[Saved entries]
○ ○ ○

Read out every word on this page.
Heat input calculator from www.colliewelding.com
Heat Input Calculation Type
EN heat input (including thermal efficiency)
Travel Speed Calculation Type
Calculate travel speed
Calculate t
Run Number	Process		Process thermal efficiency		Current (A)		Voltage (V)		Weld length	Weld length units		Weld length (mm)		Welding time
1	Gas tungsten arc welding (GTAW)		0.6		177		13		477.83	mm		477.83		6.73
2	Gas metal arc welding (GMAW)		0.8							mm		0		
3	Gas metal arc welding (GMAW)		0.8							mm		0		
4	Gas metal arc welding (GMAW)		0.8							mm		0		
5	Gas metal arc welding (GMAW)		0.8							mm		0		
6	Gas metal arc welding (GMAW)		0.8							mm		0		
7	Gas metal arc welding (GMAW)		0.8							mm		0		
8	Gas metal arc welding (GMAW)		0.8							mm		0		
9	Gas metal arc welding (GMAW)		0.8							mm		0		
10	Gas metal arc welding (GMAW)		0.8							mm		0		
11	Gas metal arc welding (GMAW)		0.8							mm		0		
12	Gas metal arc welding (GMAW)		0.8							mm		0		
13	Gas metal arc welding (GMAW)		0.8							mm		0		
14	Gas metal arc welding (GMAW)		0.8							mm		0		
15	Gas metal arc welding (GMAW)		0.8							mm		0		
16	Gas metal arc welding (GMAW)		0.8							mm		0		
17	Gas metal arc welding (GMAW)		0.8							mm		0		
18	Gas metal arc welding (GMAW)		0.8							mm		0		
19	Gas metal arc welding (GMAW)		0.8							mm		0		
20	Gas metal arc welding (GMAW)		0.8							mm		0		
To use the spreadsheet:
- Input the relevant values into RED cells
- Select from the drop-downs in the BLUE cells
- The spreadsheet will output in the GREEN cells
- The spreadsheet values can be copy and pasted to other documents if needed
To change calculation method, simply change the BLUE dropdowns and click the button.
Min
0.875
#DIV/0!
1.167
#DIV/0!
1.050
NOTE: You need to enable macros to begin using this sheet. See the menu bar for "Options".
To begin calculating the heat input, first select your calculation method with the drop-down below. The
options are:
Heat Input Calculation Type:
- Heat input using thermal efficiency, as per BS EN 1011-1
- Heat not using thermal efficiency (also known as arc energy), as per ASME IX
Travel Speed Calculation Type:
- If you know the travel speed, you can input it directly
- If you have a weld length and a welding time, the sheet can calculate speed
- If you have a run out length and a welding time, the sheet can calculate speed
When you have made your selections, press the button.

○ ○ ○

* **What the task asks**
Each line that contains the string "using" should be copied from the data above.

* **Task output**
NOTE: You need to enable macros to begin using this sheet. See the menu bar for "Options".
- Heat input using thermal efficiency, as per BS EN 1011-1
- Heat not using thermal efficiency (also known as arc energy), as per ASME IX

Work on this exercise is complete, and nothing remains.